** start of Passage given **

Steve had hundreds of people at his funeral: fire chiefs, friends and family from all over the country, firefighters from every major department near us, so many people that I didn’t even know. I was honored to be his wife and I remember thinking that his funeral was the last chance for me to make him proud.

As I got ready for the hardest day of my life, I did my hair and I put on make up. I had already gone shopping and picked out the clothes that my children would wear to bury their father. I don’t remember if I dressed them or if someone else did. So much of those early days are still a blur to me. It hurt just to breathe so I’m sure that I wasn’t able to care for my children much during that first week and I am blessed that others stepped in to do what I was unable to do.

Of course, time has gone on and I have healed in ways that I could never have forseen. I have a very strong faith in God that has allowed me to move forward with my life. But, when this man I knew died, it all came back and I found myself asking the same questions all over again. “Why God?” “Why did my friend lose her soul mate at such a young age?” “Why are those children going to grow up without their loving father?”

I know from personal experience that there aren’t any answers to these questions that make sense to our human hearts. We are just meant to trust that God knows what He’s doing and has a plan for us. I’ve come to realize that part of His plan may be for me to help others who are grieving because I have been there. In the deepest part of my heart, I can understand their pain. Perhaps I can offer hope because if I can live more than seven years without Steve, then they can survive the loss of their loved one too.

** end of Passage given **
** start of Supplied material **

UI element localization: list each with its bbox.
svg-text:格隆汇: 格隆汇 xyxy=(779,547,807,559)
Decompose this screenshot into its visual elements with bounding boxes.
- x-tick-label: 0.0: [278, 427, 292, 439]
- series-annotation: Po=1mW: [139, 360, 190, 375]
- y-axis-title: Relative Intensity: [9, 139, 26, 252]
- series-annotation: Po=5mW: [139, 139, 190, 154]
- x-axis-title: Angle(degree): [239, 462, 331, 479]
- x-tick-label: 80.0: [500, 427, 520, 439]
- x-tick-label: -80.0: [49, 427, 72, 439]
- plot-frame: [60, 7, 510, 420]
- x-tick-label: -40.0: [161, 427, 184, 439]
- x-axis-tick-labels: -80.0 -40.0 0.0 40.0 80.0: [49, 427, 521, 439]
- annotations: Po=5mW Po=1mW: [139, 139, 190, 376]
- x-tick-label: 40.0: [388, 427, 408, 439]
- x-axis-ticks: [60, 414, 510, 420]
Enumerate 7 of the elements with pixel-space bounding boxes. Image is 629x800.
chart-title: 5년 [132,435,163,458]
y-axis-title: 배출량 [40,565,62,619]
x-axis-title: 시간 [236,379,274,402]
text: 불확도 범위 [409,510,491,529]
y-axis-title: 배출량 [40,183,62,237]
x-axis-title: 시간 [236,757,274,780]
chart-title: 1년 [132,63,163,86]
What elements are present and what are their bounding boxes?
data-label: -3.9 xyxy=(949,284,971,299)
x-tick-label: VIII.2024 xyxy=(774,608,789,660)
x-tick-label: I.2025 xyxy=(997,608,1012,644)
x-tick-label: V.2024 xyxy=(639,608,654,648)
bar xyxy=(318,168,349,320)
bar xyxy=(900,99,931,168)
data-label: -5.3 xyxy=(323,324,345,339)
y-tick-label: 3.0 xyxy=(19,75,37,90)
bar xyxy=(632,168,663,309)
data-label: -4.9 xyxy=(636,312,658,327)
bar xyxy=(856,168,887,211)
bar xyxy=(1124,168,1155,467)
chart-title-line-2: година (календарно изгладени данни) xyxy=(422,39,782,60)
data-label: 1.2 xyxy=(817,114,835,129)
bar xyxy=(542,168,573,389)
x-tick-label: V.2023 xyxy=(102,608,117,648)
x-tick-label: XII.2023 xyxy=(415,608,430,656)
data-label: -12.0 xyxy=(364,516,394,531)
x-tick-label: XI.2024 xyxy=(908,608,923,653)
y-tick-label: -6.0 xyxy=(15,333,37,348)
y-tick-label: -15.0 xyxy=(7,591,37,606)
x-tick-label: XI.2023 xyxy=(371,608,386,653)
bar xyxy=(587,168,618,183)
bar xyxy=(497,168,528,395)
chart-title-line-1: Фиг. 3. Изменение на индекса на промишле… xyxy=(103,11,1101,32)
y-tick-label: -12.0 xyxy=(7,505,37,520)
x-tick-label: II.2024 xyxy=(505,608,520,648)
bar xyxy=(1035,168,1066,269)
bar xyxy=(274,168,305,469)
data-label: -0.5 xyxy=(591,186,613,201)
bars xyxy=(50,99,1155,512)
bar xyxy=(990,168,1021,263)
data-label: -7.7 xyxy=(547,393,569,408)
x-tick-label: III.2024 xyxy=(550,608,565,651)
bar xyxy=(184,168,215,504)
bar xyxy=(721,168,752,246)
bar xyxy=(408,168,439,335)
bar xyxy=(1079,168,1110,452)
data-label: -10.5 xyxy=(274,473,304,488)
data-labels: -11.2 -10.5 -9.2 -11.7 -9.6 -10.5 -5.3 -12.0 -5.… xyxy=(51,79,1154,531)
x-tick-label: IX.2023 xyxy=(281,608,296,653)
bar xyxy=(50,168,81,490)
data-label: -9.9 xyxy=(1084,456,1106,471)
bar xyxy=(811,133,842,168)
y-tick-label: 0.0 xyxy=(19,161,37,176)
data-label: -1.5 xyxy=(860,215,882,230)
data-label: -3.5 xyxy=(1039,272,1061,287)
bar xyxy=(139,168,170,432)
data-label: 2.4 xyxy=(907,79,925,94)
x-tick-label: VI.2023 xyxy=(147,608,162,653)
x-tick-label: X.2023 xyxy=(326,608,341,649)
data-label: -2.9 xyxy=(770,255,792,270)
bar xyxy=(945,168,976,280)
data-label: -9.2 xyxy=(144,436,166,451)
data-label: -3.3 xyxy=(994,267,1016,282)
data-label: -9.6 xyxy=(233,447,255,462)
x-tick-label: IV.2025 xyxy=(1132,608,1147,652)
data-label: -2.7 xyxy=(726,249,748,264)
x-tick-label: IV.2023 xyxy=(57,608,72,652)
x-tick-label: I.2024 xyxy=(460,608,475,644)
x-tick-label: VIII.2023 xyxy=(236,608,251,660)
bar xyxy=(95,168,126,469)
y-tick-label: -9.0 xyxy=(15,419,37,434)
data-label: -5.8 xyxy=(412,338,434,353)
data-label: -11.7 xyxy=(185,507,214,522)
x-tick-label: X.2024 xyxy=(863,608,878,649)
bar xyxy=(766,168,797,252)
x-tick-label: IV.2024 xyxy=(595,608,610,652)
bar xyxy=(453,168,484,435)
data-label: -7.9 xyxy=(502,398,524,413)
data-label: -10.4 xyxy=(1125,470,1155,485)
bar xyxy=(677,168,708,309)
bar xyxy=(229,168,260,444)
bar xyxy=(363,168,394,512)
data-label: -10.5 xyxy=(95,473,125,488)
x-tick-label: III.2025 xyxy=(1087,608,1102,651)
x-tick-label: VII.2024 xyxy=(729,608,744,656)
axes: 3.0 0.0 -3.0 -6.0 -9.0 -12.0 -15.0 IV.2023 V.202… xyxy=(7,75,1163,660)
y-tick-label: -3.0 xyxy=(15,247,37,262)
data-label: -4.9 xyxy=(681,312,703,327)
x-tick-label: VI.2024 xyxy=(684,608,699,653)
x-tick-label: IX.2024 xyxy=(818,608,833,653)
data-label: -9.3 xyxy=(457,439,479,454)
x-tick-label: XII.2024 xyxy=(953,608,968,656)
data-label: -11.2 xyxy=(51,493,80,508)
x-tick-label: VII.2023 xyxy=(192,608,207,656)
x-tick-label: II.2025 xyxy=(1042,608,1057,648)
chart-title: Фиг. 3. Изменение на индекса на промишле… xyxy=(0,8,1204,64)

** end of Supplied material **

(Set problem A)
Using the passage about Steve's funeral, answer these:
(i) What did the writer do to get ready on the day of the funeral?
(ii) What has allowed the writer to move forward with life?
(iii) How long does the writer say they have lived without Steve?
(Set problem B) Copy out the lines of the entries starting at the first line and ending at the line that contains "- series-annotation: Po=5mW: [139, 139, 190, 154]", both included.

(Worked solution A)
(i) The writer did their hair and put on makeup.
(ii) A very strong faith in God.
(iii) More than seven years.

(Worked solution B)
UI element localization: list each with its bbox.
svg-text:格隆汇: 格隆汇 xyxy=(779,547,807,559)
Decompose this screenshot into its visual elements with bounding boxes.
- x-tick-label: 0.0: [278, 427, 292, 439]
- series-annotation: Po=1mW: [139, 360, 190, 375]
- y-axis-title: Relative Intensity: [9, 139, 26, 252]
- series-annotation: Po=5mW: [139, 139, 190, 154]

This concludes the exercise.